(Raw records)
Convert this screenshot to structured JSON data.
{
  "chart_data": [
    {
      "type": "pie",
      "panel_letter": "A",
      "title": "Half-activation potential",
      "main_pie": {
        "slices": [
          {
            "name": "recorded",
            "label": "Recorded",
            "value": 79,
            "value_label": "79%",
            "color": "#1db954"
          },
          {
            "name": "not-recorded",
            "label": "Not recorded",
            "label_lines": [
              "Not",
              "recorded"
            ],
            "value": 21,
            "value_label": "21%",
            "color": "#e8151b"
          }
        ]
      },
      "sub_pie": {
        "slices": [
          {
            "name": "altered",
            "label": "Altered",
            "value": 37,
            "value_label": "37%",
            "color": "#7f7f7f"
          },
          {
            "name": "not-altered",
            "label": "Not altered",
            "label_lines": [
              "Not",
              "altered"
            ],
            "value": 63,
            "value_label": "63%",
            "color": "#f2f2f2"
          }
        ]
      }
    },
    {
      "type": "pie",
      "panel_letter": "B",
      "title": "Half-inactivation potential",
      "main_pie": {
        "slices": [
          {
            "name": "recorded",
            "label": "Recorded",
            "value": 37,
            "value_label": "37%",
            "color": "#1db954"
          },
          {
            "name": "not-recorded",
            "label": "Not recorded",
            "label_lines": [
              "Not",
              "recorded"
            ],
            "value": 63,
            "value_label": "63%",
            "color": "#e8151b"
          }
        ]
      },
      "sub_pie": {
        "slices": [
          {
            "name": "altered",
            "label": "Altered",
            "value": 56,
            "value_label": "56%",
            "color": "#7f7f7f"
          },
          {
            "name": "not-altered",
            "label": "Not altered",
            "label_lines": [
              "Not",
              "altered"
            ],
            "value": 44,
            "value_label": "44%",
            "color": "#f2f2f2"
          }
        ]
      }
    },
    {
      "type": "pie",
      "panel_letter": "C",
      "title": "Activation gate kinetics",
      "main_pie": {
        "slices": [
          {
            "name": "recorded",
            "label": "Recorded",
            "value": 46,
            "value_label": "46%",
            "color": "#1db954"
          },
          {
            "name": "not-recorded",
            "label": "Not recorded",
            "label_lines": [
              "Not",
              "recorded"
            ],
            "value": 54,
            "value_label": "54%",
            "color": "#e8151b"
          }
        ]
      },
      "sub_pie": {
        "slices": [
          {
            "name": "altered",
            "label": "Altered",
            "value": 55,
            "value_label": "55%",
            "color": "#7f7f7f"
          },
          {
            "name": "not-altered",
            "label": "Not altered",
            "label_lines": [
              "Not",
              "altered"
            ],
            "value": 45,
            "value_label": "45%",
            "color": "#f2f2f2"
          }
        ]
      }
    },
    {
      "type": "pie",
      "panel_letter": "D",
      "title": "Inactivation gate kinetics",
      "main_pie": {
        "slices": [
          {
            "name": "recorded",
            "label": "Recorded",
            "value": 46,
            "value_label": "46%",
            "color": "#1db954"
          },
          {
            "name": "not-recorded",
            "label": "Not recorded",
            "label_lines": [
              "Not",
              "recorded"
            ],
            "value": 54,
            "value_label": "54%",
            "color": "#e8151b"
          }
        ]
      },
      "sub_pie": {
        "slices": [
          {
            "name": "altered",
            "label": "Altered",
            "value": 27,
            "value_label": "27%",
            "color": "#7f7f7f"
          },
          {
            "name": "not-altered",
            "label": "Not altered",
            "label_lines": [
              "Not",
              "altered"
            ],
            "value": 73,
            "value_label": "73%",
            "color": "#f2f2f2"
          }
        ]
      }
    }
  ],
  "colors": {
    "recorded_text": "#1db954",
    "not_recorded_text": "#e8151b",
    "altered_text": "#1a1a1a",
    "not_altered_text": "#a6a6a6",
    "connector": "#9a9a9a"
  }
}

TASK TO COMPLETE:
Write every entry out again exactly.

COMPLETE OUTPUT:
Convert this screenshot to structured JSON data.
{
  "chart_data": [
    {
      "type": "pie",
      "panel_letter": "A",
      "title": "Half-activation potential",
      "main_pie": {
        "slices": [
          {
            "name": "recorded",
            "label": "Recorded",
            "value": 79,
            "value_label": "79%",
            "color": "#1db954"
          },
          {
            "name": "not-recorded",
            "label": "Not recorded",
            "label_lines": [
              "Not",
              "recorded"
            ],
            "value": 21,
            "value_label": "21%",
            "color": "#e8151b"
          }
        ]
      },
      "sub_pie": {
        "slices": [
          {
            "name": "altered",
            "label": "Altered",
            "value": 37,
            "value_label": "37%",
            "color": "#7f7f7f"
          },
          {
            "name": "not-altered",
            "label": "Not altered",
            "label_lines": [
              "Not",
              "altered"
            ],
            "value": 63,
            "value_label": "63%",
            "color": "#f2f2f2"
          }
        ]
      }
    },
    {
      "type": "pie",
      "panel_letter": "B",
      "title": "Half-inactivation potential",
      "main_pie": {
        "slices": [
          {
            "name": "recorded",
            "label": "Recorded",
            "value": 37,
            "value_label": "37%",
            "color": "#1db954"
          },
          {
            "name": "not-recorded",
            "label": "Not recorded",
            "label_lines": [
              "Not",
              "recorded"
            ],
            "value": 63,
            "value_label": "63%",
            "color": "#e8151b"
          }
        ]
      },
      "sub_pie": {
        "slices": [
          {
            "name": "altered",
            "label": "Altered",
            "value": 56,
            "value_label": "56%",
            "color": "#7f7f7f"
          },
          {
            "name": "not-altered",
            "label": "Not altered",
            "label_lines": [
              "Not",
              "altered"
            ],
            "value": 44,
            "value_label": "44%",
            "color": "#f2f2f2"
          }
        ]
      }
    },
    {
      "type": "pie",
      "panel_letter": "C",
      "title": "Activation gate kinetics",
      "main_pie": {
        "slices": [
          {
            "name": "recorded",
            "label": "Recorded",
            "value": 46,
            "value_label": "46%",
            "color": "#1db954"
          },
          {
            "name": "not-recorded",
            "label": "Not recorded",
            "label_lines": [
              "Not",
              "recorded"
            ],
            "value": 54,
            "value_label": "54%",
            "color": "#e8151b"
          }
        ]
      },
      "sub_pie": {
        "slices": [
          {
            "name": "altered",
            "label": "Altered",
            "value": 55,
            "value_label": "55%",
            "color": "#7f7f7f"
          },
          {
            "name": "not-altered",
            "label": "Not altered",
            "label_lines": [
              "Not",
              "altered"
            ],
            "value": 45,
            "value_label": "45%",
            "color": "#f2f2f2"
          }
        ]
      }
    },
    {
      "type": "pie",
      "panel_letter": "D",
      "title": "Inactivation gate kinetics",
      "main_pie": {
        "slices": [
          {
            "name": "recorded",
            "label": "Recorded",
            "value": 46,
            "value_label": "46%",
            "color": "#1db954"
          },
          {
            "name": "not-recorded",
            "label": "Not recorded",
            "label_lines": [
              "Not",
              "recorded"
            ],
            "value": 54,
            "value_label": "54%",
            "color": "#e8151b"
          }
        ]
      },
      "sub_pie": {
        "slices": [
          {
            "name": "altered",
            "label": "Altered",
            "value": 27,
            "value_label": "27%",
            "color": "#7f7f7f"
          },
          {
            "name": "not-altered",
            "label": "Not altered",
            "label_lines": [
              "Not",
              "altered"
            ],
            "value": 73,
            "value_label": "73%",
            "color": "#f2f2f2"
          }
        ]
      }
    }
  ],
  "colors": {
    "recorded_text": "#1db954",
    "not_recorded_text": "#e8151b",
    "altered_text": "#1a1a1a",
    "not_altered_text": "#a6a6a6",
    "connector": "#9a9a9a"
  }
}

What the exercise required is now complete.